Instructions to follow
Each line containing the word "name" must be collected.

Records shown
## start

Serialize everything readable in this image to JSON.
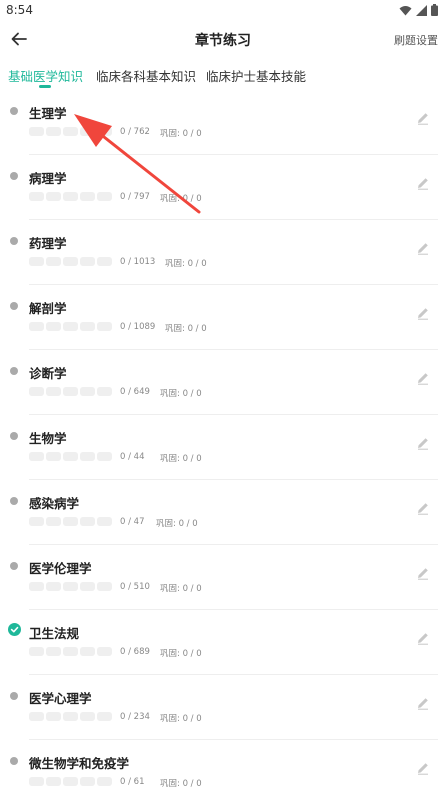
{
  "status": {
    "time": "8:54"
  },
  "header": {
    "title": "章节练习",
    "settings": "刷题设置"
  },
  "tabs": [
    {
      "label": "基础医学知识",
      "active": true
    },
    {
      "label": "临床各科基本知识",
      "active": false
    },
    {
      "label": "临床护士基本技能",
      "active": false
    }
  ],
  "chapters": [
    {
      "name": "生理学",
      "count": "0 / 762",
      "review": "巩固: 0 / 0",
      "done": false
    },
    {
      "name": "病理学",
      "count": "0 / 797",
      "review": "巩固: 0 / 0",
      "done": false
    },
    {
      "name": "药理学",
      "count": "0 / 1013",
      "review": "巩固: 0 / 0",
      "done": false
    },
    {
      "name": "解剖学",
      "count": "0 / 1089",
      "review": "巩固: 0 / 0",
      "done": false
    },
    {
      "name": "诊断学",
      "count": "0 / 649",
      "review": "巩固: 0 / 0",
      "done": false
    },
    {
      "name": "生物学",
      "count": "0 / 44",
      "review": "巩固: 0 / 0",
      "done": false
    },
    {
      "name": "感染病学",
      "count": "0 / 47",
      "review": "巩固: 0 / 0",
      "done": false
    },
    {
      "name": "医学伦理学",
      "count": "0 / 510",
      "review": "巩固: 0 / 0",
      "done": false
    },
    {
      "name": "卫生法规",
      "count": "0 / 689",
      "review": "巩固: 0 / 0",
      "done": true
    },
    {
      "name": "医学心理学",
      "count": "0 / 234",
      "review": "巩固: 0 / 0",
      "done": false
    },
    {
      "name": "微生物学和免疫学",
      "count": "0 / 61",
      "review": "巩固: 0 / 0",
      "done": false
    }
  ],
  "colors": {
    "accent": "#1fb89a",
    "annotation_arrow": "#f0463c"
  },
  "icons": {
    "back": "arrow-left-icon",
    "edit": "pencil-icon",
    "done": "check-circle-icon",
    "wifi": "wifi-icon",
    "signal": "signal-icon",
    "battery": "battery-icon"
  }
}
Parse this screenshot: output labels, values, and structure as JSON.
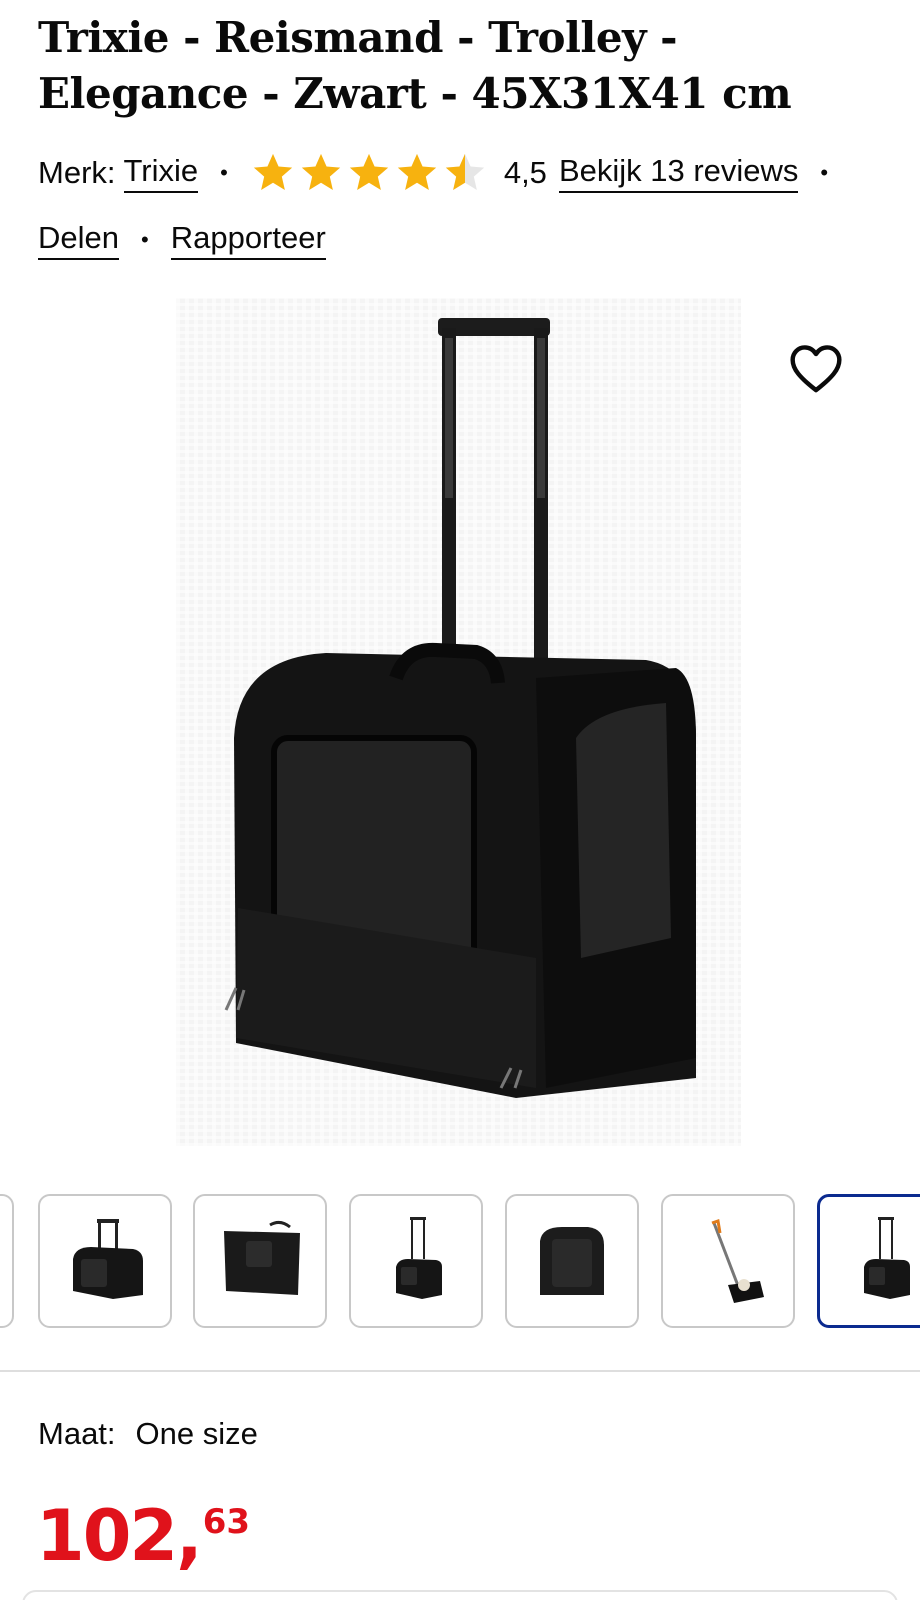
{
  "product": {
    "title_line1": "Trixie - Reismand - Trolley -",
    "title_line2": "Elegance - Zwart - 45X31X41 cm"
  },
  "meta": {
    "brand_label": "Merk:",
    "brand_link": "Trixie",
    "rating_value": "4,5",
    "rating_stars": 4.5,
    "reviews_link": "Bekijk 13 reviews",
    "share_link": "Delen",
    "report_link": "Rapporteer",
    "separator": "•"
  },
  "gallery": {
    "main_image": "product-photo",
    "favorite_icon": "heart-outline-icon",
    "thumbnails_count": 7,
    "active_thumbnail": 7
  },
  "variant": {
    "size_label": "Maat:",
    "size_value": "One size"
  },
  "price": {
    "whole": "102",
    "separator": ",",
    "cents": "63"
  },
  "colors": {
    "price": "#e0121b",
    "star": "#f7b20f",
    "active_thumb_border": "#0b2a8f"
  }
}
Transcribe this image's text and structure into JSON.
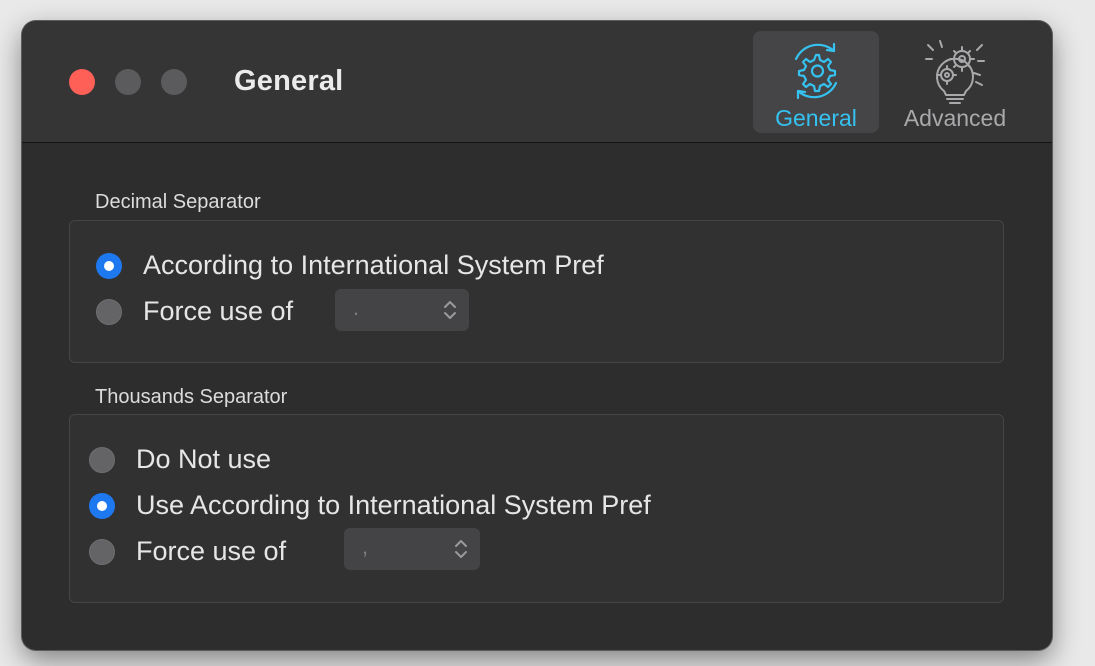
{
  "window": {
    "title": "General"
  },
  "toolbar": {
    "tabs": [
      {
        "label": "General",
        "icon": "gear-cycle-icon",
        "selected": true
      },
      {
        "label": "Advanced",
        "icon": "gears-lightbulb-icon",
        "selected": false
      }
    ]
  },
  "decimal": {
    "title": "Decimal Separator",
    "options": [
      {
        "label": "According to International System Pref",
        "selected": true
      },
      {
        "label": "Force use of",
        "selected": false
      }
    ],
    "popup_value": "."
  },
  "thousands": {
    "title": "Thousands Separator",
    "options": [
      {
        "label": "Do Not use",
        "selected": false
      },
      {
        "label": "Use According to International System Pref",
        "selected": true
      },
      {
        "label": "Force use of",
        "selected": false
      }
    ],
    "popup_value": ","
  },
  "colors": {
    "accent": "#35c2f1",
    "radio_selected": "#1e78f0",
    "close_button": "#fe5f57"
  }
}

## end

Solution
      "name": "生理学",
      "name": "病理学",
      "name": "药理学",
      "name": "解剖学",
      "name": "诊断学",
      "name": "生物学",
      "name": "感染病学",
      "name": "医学伦理学",
      "name": "卫生法规",
      "name": "医学心理学",
      "name": "微生物学和免疫学",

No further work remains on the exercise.